_Work to do_
Say how many lines contain the word "czopa" and give no other text.

_Task material_
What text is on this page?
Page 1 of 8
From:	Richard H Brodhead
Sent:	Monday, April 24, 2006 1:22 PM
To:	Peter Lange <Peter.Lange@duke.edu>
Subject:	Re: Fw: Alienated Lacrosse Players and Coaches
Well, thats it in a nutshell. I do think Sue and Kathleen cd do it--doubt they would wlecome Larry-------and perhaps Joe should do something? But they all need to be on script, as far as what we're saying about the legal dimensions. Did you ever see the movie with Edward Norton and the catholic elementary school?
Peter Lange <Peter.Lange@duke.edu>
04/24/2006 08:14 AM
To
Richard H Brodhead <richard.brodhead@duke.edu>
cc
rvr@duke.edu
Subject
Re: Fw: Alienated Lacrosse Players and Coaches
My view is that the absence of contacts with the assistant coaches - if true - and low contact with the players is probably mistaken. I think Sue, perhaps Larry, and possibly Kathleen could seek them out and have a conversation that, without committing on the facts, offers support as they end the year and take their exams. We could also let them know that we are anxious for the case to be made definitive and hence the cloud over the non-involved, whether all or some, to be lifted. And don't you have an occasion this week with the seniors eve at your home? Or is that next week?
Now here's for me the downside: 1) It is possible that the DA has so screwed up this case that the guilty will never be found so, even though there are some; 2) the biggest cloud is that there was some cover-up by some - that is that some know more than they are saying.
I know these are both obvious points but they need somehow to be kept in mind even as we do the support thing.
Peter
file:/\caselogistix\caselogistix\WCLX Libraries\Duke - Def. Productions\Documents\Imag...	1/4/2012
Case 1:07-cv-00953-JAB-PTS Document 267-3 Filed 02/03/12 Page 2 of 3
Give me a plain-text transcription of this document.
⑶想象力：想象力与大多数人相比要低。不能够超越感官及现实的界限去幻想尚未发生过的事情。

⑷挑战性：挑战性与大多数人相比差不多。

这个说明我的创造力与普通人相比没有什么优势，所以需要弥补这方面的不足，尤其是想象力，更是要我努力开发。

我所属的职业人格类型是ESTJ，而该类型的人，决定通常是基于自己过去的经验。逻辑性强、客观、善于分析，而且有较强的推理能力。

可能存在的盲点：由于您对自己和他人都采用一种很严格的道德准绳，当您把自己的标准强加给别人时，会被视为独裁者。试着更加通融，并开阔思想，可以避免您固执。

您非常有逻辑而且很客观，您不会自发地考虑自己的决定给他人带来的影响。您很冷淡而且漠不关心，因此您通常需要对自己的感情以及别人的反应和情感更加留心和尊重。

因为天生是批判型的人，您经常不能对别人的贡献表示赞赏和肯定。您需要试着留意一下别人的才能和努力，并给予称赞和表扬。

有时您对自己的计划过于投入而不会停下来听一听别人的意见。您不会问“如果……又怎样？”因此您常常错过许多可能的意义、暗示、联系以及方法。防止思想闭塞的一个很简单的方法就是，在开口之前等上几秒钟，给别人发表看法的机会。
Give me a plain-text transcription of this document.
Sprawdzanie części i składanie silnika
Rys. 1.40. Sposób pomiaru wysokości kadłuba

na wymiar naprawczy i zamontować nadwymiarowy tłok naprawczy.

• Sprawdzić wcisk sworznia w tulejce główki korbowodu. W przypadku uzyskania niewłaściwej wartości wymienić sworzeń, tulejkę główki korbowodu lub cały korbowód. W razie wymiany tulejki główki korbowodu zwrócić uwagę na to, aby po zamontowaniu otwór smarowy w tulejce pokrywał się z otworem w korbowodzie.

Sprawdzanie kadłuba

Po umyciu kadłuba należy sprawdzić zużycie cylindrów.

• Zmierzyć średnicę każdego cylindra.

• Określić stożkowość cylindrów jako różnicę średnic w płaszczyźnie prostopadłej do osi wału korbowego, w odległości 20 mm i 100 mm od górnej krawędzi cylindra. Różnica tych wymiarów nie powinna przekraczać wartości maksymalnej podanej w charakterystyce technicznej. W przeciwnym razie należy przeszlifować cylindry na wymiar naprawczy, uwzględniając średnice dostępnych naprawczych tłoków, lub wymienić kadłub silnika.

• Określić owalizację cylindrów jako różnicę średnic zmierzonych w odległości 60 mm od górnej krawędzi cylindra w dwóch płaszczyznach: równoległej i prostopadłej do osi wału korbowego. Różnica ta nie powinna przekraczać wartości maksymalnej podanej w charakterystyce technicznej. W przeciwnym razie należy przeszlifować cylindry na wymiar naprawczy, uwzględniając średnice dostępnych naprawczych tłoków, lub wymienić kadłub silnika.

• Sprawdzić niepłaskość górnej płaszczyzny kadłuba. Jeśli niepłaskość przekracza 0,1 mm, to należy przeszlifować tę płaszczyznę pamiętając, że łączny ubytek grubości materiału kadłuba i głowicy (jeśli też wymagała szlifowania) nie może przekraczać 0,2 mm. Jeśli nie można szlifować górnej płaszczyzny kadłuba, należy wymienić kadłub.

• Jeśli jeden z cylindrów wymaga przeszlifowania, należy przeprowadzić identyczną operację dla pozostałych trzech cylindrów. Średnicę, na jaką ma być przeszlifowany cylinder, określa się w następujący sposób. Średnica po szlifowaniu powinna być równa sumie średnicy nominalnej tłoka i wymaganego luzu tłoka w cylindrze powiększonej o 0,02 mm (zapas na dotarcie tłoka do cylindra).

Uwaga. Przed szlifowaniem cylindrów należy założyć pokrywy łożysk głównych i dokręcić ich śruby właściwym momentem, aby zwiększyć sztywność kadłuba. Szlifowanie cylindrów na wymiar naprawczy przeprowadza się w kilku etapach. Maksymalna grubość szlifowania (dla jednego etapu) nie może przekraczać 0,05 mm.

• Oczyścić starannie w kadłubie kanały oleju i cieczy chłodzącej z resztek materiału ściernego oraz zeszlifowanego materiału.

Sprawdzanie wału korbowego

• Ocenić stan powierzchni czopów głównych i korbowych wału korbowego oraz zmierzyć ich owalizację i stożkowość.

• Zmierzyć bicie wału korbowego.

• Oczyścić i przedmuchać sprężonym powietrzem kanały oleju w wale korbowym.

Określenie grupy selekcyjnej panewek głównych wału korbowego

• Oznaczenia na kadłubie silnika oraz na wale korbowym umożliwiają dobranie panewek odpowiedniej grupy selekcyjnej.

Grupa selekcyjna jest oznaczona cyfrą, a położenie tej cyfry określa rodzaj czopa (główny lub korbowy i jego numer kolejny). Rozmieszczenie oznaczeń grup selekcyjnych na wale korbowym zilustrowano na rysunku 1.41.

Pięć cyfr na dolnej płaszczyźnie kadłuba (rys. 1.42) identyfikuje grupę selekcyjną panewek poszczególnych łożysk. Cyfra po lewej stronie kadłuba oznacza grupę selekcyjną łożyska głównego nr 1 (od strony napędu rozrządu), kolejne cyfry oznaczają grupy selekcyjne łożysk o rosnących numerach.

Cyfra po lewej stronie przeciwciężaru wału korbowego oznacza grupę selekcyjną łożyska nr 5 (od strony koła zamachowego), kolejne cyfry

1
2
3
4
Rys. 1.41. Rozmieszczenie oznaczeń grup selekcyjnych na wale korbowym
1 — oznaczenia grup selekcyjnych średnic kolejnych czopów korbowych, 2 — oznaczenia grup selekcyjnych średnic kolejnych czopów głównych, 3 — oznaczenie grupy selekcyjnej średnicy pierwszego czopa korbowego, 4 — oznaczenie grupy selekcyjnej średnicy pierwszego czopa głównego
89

_Solution to the exercise_
2